** begin RECORDS FOR THE TASK **
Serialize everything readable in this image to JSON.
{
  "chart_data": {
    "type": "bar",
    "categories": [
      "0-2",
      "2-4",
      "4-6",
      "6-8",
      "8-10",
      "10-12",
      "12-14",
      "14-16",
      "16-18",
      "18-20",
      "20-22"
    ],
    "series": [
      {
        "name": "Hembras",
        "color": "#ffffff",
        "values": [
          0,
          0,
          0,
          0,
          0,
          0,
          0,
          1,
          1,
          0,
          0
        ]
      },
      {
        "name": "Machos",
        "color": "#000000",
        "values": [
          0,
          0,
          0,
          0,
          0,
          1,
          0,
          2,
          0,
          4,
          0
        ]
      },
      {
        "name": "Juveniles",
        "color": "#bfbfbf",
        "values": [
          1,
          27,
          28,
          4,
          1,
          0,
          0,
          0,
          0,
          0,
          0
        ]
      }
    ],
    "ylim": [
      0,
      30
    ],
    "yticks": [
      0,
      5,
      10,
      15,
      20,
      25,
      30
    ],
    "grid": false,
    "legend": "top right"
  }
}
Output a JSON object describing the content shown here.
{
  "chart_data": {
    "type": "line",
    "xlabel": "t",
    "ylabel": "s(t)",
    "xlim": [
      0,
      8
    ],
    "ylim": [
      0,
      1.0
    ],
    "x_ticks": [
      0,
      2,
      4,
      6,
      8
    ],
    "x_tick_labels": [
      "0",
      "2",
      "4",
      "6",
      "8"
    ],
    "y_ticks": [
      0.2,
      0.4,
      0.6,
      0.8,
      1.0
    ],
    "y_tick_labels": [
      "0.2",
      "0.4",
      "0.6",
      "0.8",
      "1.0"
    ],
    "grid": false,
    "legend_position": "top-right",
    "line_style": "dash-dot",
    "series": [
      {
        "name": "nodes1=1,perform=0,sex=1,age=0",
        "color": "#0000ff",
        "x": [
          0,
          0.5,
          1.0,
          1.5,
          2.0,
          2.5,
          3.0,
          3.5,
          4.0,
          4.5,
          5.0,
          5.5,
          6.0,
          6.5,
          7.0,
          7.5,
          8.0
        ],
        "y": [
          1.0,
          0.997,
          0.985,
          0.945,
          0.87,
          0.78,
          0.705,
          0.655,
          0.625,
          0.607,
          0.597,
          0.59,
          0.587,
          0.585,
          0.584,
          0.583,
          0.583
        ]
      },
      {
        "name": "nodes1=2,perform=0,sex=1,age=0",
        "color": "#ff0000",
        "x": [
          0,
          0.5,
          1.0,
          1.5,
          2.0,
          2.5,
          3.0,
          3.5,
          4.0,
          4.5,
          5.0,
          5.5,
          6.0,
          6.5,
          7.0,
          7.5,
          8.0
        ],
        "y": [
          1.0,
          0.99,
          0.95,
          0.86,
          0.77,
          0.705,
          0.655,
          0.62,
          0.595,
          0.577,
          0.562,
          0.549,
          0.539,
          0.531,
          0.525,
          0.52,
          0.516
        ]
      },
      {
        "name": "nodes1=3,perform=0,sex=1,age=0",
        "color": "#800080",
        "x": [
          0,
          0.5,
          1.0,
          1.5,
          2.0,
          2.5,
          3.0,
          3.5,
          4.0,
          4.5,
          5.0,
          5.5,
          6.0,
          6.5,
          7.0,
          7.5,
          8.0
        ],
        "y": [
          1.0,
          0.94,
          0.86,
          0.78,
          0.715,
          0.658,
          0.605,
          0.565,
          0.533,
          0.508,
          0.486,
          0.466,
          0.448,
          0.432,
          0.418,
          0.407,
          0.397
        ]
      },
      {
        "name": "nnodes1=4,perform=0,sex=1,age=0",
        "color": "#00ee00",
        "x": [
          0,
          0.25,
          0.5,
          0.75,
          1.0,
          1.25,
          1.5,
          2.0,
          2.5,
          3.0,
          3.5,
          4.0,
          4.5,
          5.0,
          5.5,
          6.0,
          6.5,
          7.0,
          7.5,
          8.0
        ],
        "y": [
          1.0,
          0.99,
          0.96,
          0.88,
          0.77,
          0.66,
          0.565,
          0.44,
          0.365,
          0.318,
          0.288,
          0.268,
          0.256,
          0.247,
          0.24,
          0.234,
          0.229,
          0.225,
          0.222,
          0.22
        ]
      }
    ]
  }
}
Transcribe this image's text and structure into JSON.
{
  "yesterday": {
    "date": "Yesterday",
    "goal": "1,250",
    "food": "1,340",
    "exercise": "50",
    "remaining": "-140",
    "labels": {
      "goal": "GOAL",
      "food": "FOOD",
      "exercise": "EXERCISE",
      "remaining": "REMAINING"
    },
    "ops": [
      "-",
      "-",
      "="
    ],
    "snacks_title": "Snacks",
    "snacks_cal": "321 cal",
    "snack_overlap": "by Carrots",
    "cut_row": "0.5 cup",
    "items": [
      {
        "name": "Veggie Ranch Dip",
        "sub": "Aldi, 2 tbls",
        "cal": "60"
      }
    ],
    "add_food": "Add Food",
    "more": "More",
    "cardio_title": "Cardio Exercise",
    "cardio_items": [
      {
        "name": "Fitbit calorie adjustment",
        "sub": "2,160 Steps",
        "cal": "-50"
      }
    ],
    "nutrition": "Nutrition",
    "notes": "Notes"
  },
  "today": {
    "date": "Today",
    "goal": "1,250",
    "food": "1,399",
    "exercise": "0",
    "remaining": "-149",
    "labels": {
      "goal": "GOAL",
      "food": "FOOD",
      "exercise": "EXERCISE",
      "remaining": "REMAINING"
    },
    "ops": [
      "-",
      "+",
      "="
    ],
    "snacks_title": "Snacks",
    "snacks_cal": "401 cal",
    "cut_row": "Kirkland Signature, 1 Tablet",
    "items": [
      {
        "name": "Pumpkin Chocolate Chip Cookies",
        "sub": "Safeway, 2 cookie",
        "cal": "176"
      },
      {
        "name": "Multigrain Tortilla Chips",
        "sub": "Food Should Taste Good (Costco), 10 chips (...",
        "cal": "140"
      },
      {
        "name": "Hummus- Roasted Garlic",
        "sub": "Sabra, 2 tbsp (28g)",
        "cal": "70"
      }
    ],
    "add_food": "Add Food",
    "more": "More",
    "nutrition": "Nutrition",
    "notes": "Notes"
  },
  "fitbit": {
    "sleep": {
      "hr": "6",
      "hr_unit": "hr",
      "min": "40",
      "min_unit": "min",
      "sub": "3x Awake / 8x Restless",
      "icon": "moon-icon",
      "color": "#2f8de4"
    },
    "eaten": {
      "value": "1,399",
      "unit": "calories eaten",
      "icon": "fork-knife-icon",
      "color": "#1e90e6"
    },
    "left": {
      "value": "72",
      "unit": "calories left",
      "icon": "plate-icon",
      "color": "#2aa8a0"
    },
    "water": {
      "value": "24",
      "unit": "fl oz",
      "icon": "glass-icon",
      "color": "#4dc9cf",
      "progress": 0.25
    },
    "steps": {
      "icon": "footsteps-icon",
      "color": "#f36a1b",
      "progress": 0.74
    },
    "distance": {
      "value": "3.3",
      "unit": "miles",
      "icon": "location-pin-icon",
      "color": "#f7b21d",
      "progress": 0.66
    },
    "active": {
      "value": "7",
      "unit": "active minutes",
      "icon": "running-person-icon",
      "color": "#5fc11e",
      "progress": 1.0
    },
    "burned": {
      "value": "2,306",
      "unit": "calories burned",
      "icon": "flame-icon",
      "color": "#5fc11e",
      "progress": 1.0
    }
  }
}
** end RECORDS FOR THE TASK **
Reproduce the complete set of lines precisely as supplied.

EXERCISE RESULT
Serialize everything readable in this image to JSON.
{
  "chart_data": {
    "type": "bar",
    "categories": [
      "0-2",
      "2-4",
      "4-6",
      "6-8",
      "8-10",
      "10-12",
      "12-14",
      "14-16",
      "16-18",
      "18-20",
      "20-22"
    ],
    "series": [
      {
        "name": "Hembras",
        "color": "#ffffff",
        "values": [
          0,
          0,
          0,
          0,
          0,
          0,
          0,
          1,
          1,
          0,
          0
        ]
      },
      {
        "name": "Machos",
        "color": "#000000",
        "values": [
          0,
          0,
          0,
          0,
          0,
          1,
          0,
          2,
          0,
          4,
          0
        ]
      },
      {
        "name": "Juveniles",
        "color": "#bfbfbf",
        "values": [
          1,
          27,
          28,
          4,
          1,
          0,
          0,
          0,
          0,
          0,
          0
        ]
      }
    ],
    "ylim": [
      0,
      30
    ],
    "yticks": [
      0,
      5,
      10,
      15,
      20,
      25,
      30
    ],
    "grid": false,
    "legend": "top right"
  }
}
Output a JSON object describing the content shown here.
{
  "chart_data": {
    "type": "line",
    "xlabel": "t",
    "ylabel": "s(t)",
    "xlim": [
      0,
      8
    ],
    "ylim": [
      0,
      1.0
    ],
    "x_ticks": [
      0,
      2,
      4,
      6,
      8
    ],
    "x_tick_labels": [
      "0",
      "2",
      "4",
      "6",
      "8"
    ],
    "y_ticks": [
      0.2,
      0.4,
      0.6,
      0.8,
      1.0
    ],
    "y_tick_labels": [
      "0.2",
      "0.4",
      "0.6",
      "0.8",
      "1.0"
    ],
    "grid": false,
    "legend_position": "top-right",
    "line_style": "dash-dot",
    "series": [
      {
        "name": "nodes1=1,perform=0,sex=1,age=0",
        "color": "#0000ff",
        "x": [
          0,
          0.5,
          1.0,
          1.5,
          2.0,
          2.5,
          3.0,
          3.5,
          4.0,
          4.5,
          5.0,
          5.5,
          6.0,
          6.5,
          7.0,
          7.5,
          8.0
        ],
        "y": [
          1.0,
          0.997,
          0.985,
          0.945,
          0.87,
          0.78,
          0.705,
          0.655,
          0.625,
          0.607,
          0.597,
          0.59,
          0.587,
          0.585,
          0.584,
          0.583,
          0.583
        ]
      },
      {
        "name": "nodes1=2,perform=0,sex=1,age=0",
        "color": "#ff0000",
        "x": [
          0,
          0.5,
          1.0,
          1.5,
          2.0,
          2.5,
          3.0,
          3.5,
          4.0,
          4.5,
          5.0,
          5.5,
          6.0,
          6.5,
          7.0,
          7.5,
          8.0
        ],
        "y": [
          1.0,
          0.99,
          0.95,
          0.86,
          0.77,
          0.705,
          0.655,
          0.62,
          0.595,
          0.577,
          0.562,
          0.549,
          0.539,
          0.531,
          0.525,
          0.52,
          0.516
        ]
      },
      {
        "name": "nodes1=3,perform=0,sex=1,age=0",
        "color": "#800080",
        "x": [
          0,
          0.5,
          1.0,
          1.5,
          2.0,
          2.5,
          3.0,
          3.5,
          4.0,
          4.5,
          5.0,
          5.5,
          6.0,
          6.5,
          7.0,
          7.5,
          8.0
        ],
        "y": [
          1.0,
          0.94,
          0.86,
          0.78,
          0.715,
          0.658,
          0.605,
          0.565,
          0.533,
          0.508,
          0.486,
          0.466,
          0.448,
          0.432,
          0.418,
          0.407,
          0.397
        ]
      },
      {
        "name": "nnodes1=4,perform=0,sex=1,age=0",
        "color": "#00ee00",
        "x": [
          0,
          0.25,
          0.5,
          0.75,
          1.0,
          1.25,
          1.5,
          2.0,
          2.5,
          3.0,
          3.5,
          4.0,
          4.5,
          5.0,
          5.5,
          6.0,
          6.5,
          7.0,
          7.5,
          8.0
        ],
        "y": [
          1.0,
          0.99,
          0.96,
          0.88,
          0.77,
          0.66,
          0.565,
          0.44,
          0.365,
          0.318,
          0.288,
          0.268,
          0.256,
          0.247,
          0.24,
          0.234,
          0.229,
          0.225,
          0.222,
          0.22
        ]
      }
    ]
  }
}
Transcribe this image's text and structure into JSON.
{
  "yesterday": {
    "date": "Yesterday",
    "goal": "1,250",
    "food": "1,340",
    "exercise": "50",
    "remaining": "-140",
    "labels": {
      "goal": "GOAL",
      "food": "FOOD",
      "exercise": "EXERCISE",
      "remaining": "REMAINING"
    },
    "ops": [
      "-",
      "-",
      "="
    ],
    "snacks_title": "Snacks",
    "snacks_cal": "321 cal",
    "snack_overlap": "by Carrots",
    "cut_row": "0.5 cup",
    "items": [
      {
        "name": "Veggie Ranch Dip",
        "sub": "Aldi, 2 tbls",
        "cal": "60"
      }
    ],
    "add_food": "Add Food",
    "more": "More",
    "cardio_title": "Cardio Exercise",
    "cardio_items": [
      {
        "name": "Fitbit calorie adjustment",
        "sub": "2,160 Steps",
        "cal": "-50"
      }
    ],
    "nutrition": "Nutrition",
    "notes": "Notes"
  },
  "today": {
    "date": "Today",
    "goal": "1,250",
    "food": "1,399",
    "exercise": "0",
    "remaining": "-149",
    "labels": {
      "goal": "GOAL",
      "food": "FOOD",
      "exercise": "EXERCISE",
      "remaining": "REMAINING"
    },
    "ops": [
      "-",
      "+",
      "="
    ],
    "snacks_title": "Snacks",
    "snacks_cal": "401 cal",
    "cut_row": "Kirkland Signature, 1 Tablet",
    "items": [
      {
        "name": "Pumpkin Chocolate Chip Cookies",
        "sub": "Safeway, 2 cookie",
        "cal": "176"
      },
      {
        "name": "Multigrain Tortilla Chips",
        "sub": "Food Should Taste Good (Costco), 10 chips (...",
        "cal": "140"
      },
      {
        "name": "Hummus- Roasted Garlic",
        "sub": "Sabra, 2 tbsp (28g)",
        "cal": "70"
      }
    ],
    "add_food": "Add Food",
    "more": "More",
    "nutrition": "Nutrition",
    "notes": "Notes"
  },
  "fitbit": {
    "sleep": {
      "hr": "6",
      "hr_unit": "hr",
      "min": "40",
      "min_unit": "min",
      "sub": "3x Awake / 8x Restless",
      "icon": "moon-icon",
      "color": "#2f8de4"
    },
    "eaten": {
      "value": "1,399",
      "unit": "calories eaten",
      "icon": "fork-knife-icon",
      "color": "#1e90e6"
    },
    "left": {
      "value": "72",
      "unit": "calories left",
      "icon": "plate-icon",
      "color": "#2aa8a0"
    },
    "water": {
      "value": "24",
      "unit": "fl oz",
      "icon": "glass-icon",
      "color": "#4dc9cf",
      "progress": 0.25
    },
    "steps": {
      "icon": "footsteps-icon",
      "color": "#f36a1b",
      "progress": 0.74
    },
    "distance": {
      "value": "3.3",
      "unit": "miles",
      "icon": "location-pin-icon",
      "color": "#f7b21d",
      "progress": 0.66
    },
    "active": {
      "value": "7",
      "unit": "active minutes",
      "icon": "running-person-icon",
      "color": "#5fc11e",
      "progress": 1.0
    },
    "burned": {
      "value": "2,306",
      "unit": "calories burned",
      "icon": "flame-icon",
      "color": "#5fc11e",
      "progress": 1.0
    }
  }
}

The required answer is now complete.